[Collected data]
□ □ □ □ □
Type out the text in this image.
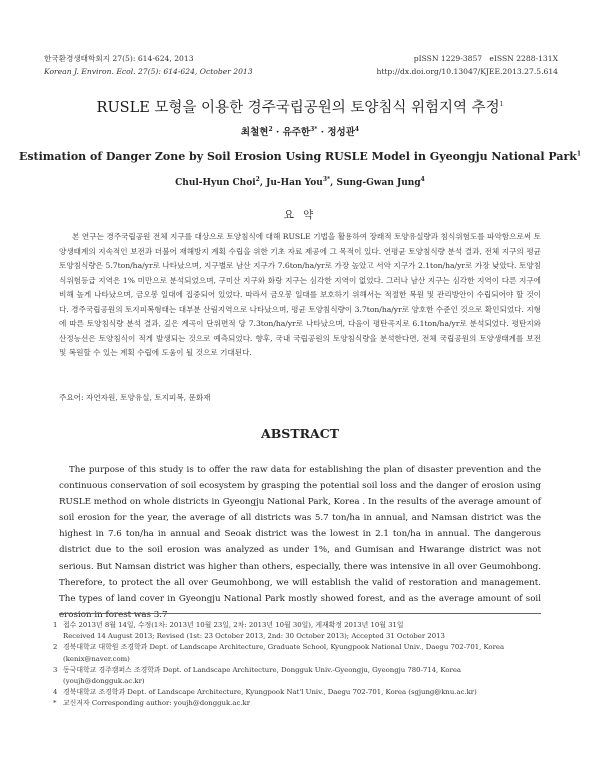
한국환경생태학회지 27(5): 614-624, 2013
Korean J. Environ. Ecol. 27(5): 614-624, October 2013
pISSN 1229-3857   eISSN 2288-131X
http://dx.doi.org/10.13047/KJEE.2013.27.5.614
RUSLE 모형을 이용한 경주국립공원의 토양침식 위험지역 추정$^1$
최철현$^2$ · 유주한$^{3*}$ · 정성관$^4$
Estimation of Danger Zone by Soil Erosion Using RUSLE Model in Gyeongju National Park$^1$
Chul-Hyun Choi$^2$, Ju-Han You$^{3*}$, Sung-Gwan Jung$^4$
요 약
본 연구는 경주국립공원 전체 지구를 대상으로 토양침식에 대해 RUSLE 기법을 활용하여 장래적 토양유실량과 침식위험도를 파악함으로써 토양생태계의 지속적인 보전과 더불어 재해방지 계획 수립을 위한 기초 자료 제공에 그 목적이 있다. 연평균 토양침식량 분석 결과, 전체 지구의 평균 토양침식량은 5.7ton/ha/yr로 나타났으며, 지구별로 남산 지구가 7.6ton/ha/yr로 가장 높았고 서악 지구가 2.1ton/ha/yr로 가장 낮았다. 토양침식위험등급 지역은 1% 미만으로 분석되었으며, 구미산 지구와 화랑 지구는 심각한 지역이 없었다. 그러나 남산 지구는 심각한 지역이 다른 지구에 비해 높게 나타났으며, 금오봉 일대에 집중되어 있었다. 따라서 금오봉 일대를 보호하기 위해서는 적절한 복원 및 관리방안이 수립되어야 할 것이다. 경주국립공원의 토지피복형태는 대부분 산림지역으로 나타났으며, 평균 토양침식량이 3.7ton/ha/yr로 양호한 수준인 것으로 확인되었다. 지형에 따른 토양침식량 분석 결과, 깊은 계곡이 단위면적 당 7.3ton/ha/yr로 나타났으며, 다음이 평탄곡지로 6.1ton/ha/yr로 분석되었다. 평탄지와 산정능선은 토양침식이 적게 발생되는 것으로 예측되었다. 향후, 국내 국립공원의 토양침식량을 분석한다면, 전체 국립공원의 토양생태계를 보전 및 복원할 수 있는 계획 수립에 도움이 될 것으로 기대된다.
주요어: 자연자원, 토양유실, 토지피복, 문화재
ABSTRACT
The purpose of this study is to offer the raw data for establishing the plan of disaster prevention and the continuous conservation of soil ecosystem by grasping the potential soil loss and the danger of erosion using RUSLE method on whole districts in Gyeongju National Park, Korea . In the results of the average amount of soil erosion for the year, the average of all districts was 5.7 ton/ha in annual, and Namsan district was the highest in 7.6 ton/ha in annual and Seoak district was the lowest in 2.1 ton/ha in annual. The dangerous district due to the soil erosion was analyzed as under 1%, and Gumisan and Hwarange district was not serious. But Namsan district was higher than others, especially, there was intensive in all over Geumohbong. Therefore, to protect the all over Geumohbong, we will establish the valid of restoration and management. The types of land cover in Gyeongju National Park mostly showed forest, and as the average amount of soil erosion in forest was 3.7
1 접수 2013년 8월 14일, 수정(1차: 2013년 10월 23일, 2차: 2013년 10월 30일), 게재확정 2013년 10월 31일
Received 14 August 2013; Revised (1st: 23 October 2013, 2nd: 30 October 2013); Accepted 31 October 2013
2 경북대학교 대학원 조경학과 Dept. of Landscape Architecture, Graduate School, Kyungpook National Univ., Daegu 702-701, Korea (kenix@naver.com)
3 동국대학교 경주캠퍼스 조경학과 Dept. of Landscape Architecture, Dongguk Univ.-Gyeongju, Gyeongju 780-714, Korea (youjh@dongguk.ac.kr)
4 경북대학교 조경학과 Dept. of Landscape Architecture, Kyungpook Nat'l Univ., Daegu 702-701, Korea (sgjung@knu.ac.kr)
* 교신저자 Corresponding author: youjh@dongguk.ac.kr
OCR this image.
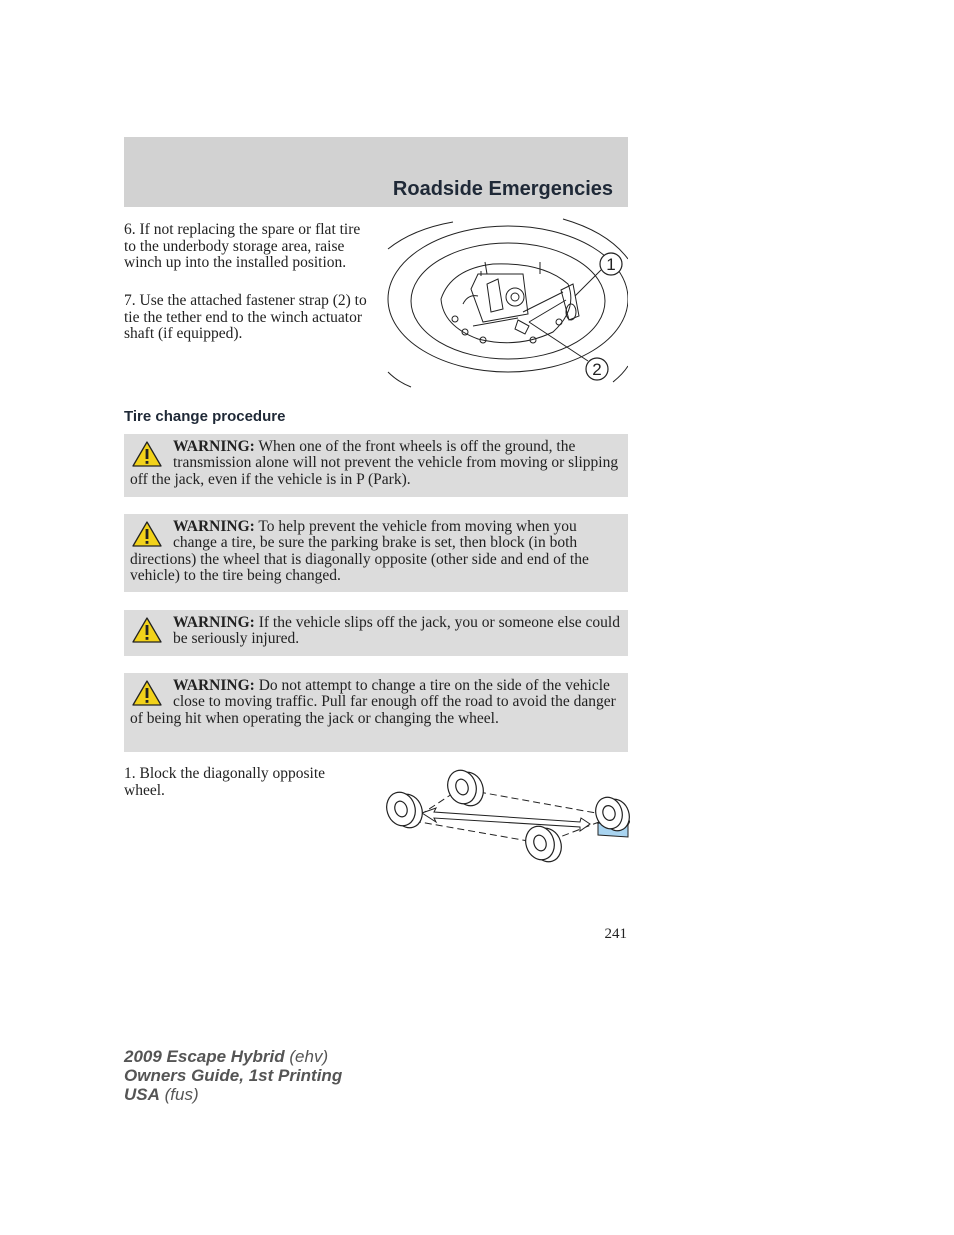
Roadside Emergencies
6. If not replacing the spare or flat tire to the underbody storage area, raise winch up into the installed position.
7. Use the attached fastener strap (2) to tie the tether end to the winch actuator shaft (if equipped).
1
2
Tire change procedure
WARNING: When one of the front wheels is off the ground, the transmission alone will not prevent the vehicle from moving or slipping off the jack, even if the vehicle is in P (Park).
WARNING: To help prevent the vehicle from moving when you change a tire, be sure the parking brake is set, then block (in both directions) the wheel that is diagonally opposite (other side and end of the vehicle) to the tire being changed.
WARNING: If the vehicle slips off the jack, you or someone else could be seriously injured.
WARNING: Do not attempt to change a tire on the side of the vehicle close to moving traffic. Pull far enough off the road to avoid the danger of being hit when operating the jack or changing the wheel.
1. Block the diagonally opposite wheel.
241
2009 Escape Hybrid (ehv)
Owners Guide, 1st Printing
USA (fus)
□ □ □ □ □
[Written task] Print out the lines exactly, skipping any picture.

[Final result]
Type out the text in this image.
한국환경생태학회지 27(5): 614-624, 2013
Korean J. Environ. Ecol. 27(5): 614-624, October 2013
pISSN 1229-3857   eISSN 2288-131X
http://dx.doi.org/10.13047/KJEE.2013.27.5.614
RUSLE 모형을 이용한 경주국립공원의 토양침식 위험지역 추정$^1$
최철현$^2$ · 유주한$^{3*}$ · 정성관$^4$
Estimation of Danger Zone by Soil Erosion Using RUSLE Model in Gyeongju National Park$^1$
Chul-Hyun Choi$^2$, Ju-Han You$^{3*}$, Sung-Gwan Jung$^4$
요 약
본 연구는 경주국립공원 전체 지구를 대상으로 토양침식에 대해 RUSLE 기법을 활용하여 장래적 토양유실량과 침식위험도를 파악함으로써 토양생태계의 지속적인 보전과 더불어 재해방지 계획 수립을 위한 기초 자료 제공에 그 목적이 있다. 연평균 토양침식량 분석 결과, 전체 지구의 평균 토양침식량은 5.7ton/ha/yr로 나타났으며, 지구별로 남산 지구가 7.6ton/ha/yr로 가장 높았고 서악 지구가 2.1ton/ha/yr로 가장 낮았다. 토양침식위험등급 지역은 1% 미만으로 분석되었으며, 구미산 지구와 화랑 지구는 심각한 지역이 없었다. 그러나 남산 지구는 심각한 지역이 다른 지구에 비해 높게 나타났으며, 금오봉 일대에 집중되어 있었다. 따라서 금오봉 일대를 보호하기 위해서는 적절한 복원 및 관리방안이 수립되어야 할 것이다. 경주국립공원의 토지피복형태는 대부분 산림지역으로 나타났으며, 평균 토양침식량이 3.7ton/ha/yr로 양호한 수준인 것으로 확인되었다. 지형에 따른 토양침식량 분석 결과, 깊은 계곡이 단위면적 당 7.3ton/ha/yr로 나타났으며, 다음이 평탄곡지로 6.1ton/ha/yr로 분석되었다. 평탄지와 산정능선은 토양침식이 적게 발생되는 것으로 예측되었다. 향후, 국내 국립공원의 토양침식량을 분석한다면, 전체 국립공원의 토양생태계를 보전 및 복원할 수 있는 계획 수립에 도움이 될 것으로 기대된다.
주요어: 자연자원, 토양유실, 토지피복, 문화재
ABSTRACT
The purpose of this study is to offer the raw data for establishing the plan of disaster prevention and the continuous conservation of soil ecosystem by grasping the potential soil loss and the danger of erosion using RUSLE method on whole districts in Gyeongju National Park, Korea . In the results of the average amount of soil erosion for the year, the average of all districts was 5.7 ton/ha in annual, and Namsan district was the highest in 7.6 ton/ha in annual and Seoak district was the lowest in 2.1 ton/ha in annual. The dangerous district due to the soil erosion was analyzed as under 1%, and Gumisan and Hwarange district was not serious. But Namsan district was higher than others, especially, there was intensive in all over Geumohbong. Therefore, to protect the all over Geumohbong, we will establish the valid of restoration and management. The types of land cover in Gyeongju National Park mostly showed forest, and as the average amount of soil erosion in forest was 3.7
1 접수 2013년 8월 14일, 수정(1차: 2013년 10월 23일, 2차: 2013년 10월 30일), 게재확정 2013년 10월 31일
Received 14 August 2013; Revised (1st: 23 October 2013, 2nd: 30 October 2013); Accepted 31 October 2013
2 경북대학교 대학원 조경학과 Dept. of Landscape Architecture, Graduate School, Kyungpook National Univ., Daegu 702-701, Korea (kenix@naver.com)
3 동국대학교 경주캠퍼스 조경학과 Dept. of Landscape Architecture, Dongguk Univ.-Gyeongju, Gyeongju 780-714, Korea (youjh@dongguk.ac.kr)
4 경북대학교 조경학과 Dept. of Landscape Architecture, Kyungpook Nat'l Univ., Daegu 702-701, Korea (sgjung@knu.ac.kr)
* 교신저자 Corresponding author: youjh@dongguk.ac.kr
OCR this image.
Roadside Emergencies
6. If not replacing the spare or flat tire to the underbody storage area, raise winch up into the installed position.
7. Use the attached fastener strap (2) to tie the tether end to the winch actuator shaft (if equipped).
1
2
Tire change procedure
WARNING: When one of the front wheels is off the ground, the transmission alone will not prevent the vehicle from moving or slipping off the jack, even if the vehicle is in P (Park).
WARNING: To help prevent the vehicle from moving when you change a tire, be sure the parking brake is set, then block (in both directions) the wheel that is diagonally opposite (other side and end of the vehicle) to the tire being changed.
WARNING: If the vehicle slips off the jack, you or someone else could be seriously injured.
WARNING: Do not attempt to change a tire on the side of the vehicle close to moving traffic. Pull far enough off the road to avoid the danger of being hit when operating the jack or changing the wheel.
1. Block the diagonally opposite wheel.
241
2009 Escape Hybrid (ehv)
Owners Guide, 1st Printing
USA (fus)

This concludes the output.